-- Problem --
Repeat each line word for word.
===== Input rows
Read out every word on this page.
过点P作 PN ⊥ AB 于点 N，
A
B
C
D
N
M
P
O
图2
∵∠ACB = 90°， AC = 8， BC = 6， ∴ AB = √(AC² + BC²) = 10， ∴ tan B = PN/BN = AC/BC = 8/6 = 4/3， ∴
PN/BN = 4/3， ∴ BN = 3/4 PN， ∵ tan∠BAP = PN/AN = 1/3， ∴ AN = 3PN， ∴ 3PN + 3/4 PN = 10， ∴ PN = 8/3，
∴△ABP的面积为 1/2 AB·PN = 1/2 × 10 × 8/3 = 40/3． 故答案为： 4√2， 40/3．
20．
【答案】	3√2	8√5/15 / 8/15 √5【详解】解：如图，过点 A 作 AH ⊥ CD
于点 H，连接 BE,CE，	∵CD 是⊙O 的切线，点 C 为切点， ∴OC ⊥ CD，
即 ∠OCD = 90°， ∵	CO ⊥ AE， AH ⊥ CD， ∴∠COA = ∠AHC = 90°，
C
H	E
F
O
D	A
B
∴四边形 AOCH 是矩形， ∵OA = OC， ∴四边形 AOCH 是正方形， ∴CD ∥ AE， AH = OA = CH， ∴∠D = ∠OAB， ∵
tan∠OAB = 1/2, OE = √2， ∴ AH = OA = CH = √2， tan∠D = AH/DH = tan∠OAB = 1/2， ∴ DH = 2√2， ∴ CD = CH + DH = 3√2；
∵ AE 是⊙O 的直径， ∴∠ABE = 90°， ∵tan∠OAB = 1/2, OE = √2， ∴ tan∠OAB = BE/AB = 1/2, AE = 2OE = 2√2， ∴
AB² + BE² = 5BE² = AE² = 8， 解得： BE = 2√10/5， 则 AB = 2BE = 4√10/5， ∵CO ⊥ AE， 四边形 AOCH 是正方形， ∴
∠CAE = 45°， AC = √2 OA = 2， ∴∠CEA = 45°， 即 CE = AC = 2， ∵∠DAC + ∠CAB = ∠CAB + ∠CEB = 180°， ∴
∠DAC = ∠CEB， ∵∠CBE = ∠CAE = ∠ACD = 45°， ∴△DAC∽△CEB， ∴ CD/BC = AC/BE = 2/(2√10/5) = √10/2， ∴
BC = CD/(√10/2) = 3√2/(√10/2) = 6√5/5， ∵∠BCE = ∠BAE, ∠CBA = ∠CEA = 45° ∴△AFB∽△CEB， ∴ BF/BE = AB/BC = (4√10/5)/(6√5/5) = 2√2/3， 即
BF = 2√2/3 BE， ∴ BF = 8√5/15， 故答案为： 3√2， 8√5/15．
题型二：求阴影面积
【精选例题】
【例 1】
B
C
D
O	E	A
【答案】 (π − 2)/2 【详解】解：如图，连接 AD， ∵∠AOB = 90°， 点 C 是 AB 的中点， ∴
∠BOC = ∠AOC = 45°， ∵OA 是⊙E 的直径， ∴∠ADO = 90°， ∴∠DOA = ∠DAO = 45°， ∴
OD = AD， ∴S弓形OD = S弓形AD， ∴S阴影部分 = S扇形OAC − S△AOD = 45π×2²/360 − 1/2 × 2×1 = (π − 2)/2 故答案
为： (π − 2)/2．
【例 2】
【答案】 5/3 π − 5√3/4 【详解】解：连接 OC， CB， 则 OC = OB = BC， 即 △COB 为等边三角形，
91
==========
-- Response for this exercise --
Read out every word on this page.
过点P作 PN ⊥ AB 于点 N，
A
B
C
D
N
M
P
O
图2
∵∠ACB = 90°， AC = 8， BC = 6， ∴ AB = √(AC² + BC²) = 10， ∴ tan B = PN/BN = AC/BC = 8/6 = 4/3， ∴
PN/BN = 4/3， ∴ BN = 3/4 PN， ∵ tan∠BAP = PN/AN = 1/3， ∴ AN = 3PN， ∴ 3PN + 3/4 PN = 10， ∴ PN = 8/3，
∴△ABP的面积为 1/2 AB·PN = 1/2 × 10 × 8/3 = 40/3． 故答案为： 4√2， 40/3．
20．
【答案】	3√2	8√5/15 / 8/15 √5【详解】解：如图，过点 A 作 AH ⊥ CD
于点 H，连接 BE,CE，	∵CD 是⊙O 的切线，点 C 为切点， ∴OC ⊥ CD，
即 ∠OCD = 90°， ∵	CO ⊥ AE， AH ⊥ CD， ∴∠COA = ∠AHC = 90°，
C
H	E
F
O
D	A
B
∴四边形 AOCH 是矩形， ∵OA = OC， ∴四边形 AOCH 是正方形， ∴CD ∥ AE， AH = OA = CH， ∴∠D = ∠OAB， ∵
tan∠OAB = 1/2, OE = √2， ∴ AH = OA = CH = √2， tan∠D = AH/DH = tan∠OAB = 1/2， ∴ DH = 2√2， ∴ CD = CH + DH = 3√2；
∵ AE 是⊙O 的直径， ∴∠ABE = 90°， ∵tan∠OAB = 1/2, OE = √2， ∴ tan∠OAB = BE/AB = 1/2, AE = 2OE = 2√2， ∴
AB² + BE² = 5BE² = AE² = 8， 解得： BE = 2√10/5， 则 AB = 2BE = 4√10/5， ∵CO ⊥ AE， 四边形 AOCH 是正方形， ∴
∠CAE = 45°， AC = √2 OA = 2， ∴∠CEA = 45°， 即 CE = AC = 2， ∵∠DAC + ∠CAB = ∠CAB + ∠CEB = 180°， ∴
∠DAC = ∠CEB， ∵∠CBE = ∠CAE = ∠ACD = 45°， ∴△DAC∽△CEB， ∴ CD/BC = AC/BE = 2/(2√10/5) = √10/2， ∴
BC = CD/(√10/2) = 3√2/(√10/2) = 6√5/5， ∵∠BCE = ∠BAE, ∠CBA = ∠CEA = 45° ∴△AFB∽△CEB， ∴ BF/BE = AB/BC = (4√10/5)/(6√5/5) = 2√2/3， 即
BF = 2√2/3 BE， ∴ BF = 8√5/15， 故答案为： 3√2， 8√5/15．
题型二：求阴影面积
【精选例题】
【例 1】
B
C
D
O	E	A
【答案】 (π − 2)/2 【详解】解：如图，连接 AD， ∵∠AOB = 90°， 点 C 是 AB 的中点， ∴
∠BOC = ∠AOC = 45°， ∵OA 是⊙E 的直径， ∴∠ADO = 90°， ∴∠DOA = ∠DAO = 45°， ∴
OD = AD， ∴S弓形OD = S弓形AD， ∴S阴影部分 = S扇形OAC − S△AOD = 45π×2²/360 − 1/2 × 2×1 = (π − 2)/2 故答案
为： (π − 2)/2．
【例 2】
【答案】 5/3 π − 5√3/4 【详解】解：连接 OC， CB， 则 OC = OB = BC， 即 △COB 为等边三角形，
91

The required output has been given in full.